**DATASET ENTRIES:**
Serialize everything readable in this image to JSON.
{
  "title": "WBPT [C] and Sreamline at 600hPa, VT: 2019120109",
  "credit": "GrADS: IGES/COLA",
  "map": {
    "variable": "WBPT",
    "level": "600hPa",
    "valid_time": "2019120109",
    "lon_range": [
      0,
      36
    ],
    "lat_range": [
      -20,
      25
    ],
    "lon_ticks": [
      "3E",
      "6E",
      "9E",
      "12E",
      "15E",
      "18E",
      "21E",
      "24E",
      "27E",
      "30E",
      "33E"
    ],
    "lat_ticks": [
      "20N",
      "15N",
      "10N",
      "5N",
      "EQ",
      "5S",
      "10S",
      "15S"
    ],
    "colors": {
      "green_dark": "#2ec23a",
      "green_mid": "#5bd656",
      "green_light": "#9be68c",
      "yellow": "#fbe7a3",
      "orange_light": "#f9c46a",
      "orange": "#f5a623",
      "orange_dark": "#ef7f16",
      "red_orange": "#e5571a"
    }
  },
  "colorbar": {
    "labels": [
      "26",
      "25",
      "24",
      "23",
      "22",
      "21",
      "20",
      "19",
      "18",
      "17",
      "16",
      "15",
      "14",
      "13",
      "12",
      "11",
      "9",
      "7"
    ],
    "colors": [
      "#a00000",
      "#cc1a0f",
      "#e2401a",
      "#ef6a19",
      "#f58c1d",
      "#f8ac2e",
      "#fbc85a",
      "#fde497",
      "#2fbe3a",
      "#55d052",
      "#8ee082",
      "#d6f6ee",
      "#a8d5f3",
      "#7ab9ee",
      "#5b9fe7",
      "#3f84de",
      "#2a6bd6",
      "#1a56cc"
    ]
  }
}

**TASK TO CARRY OUT:** Identify every line above with the string "WBPT" in it. Copy those lines.

**ANSWER TO THE PROBLEM:**
  "title": "WBPT [C] and Sreamline at 600hPa, VT: 2019120109",
    "variable": "WBPT",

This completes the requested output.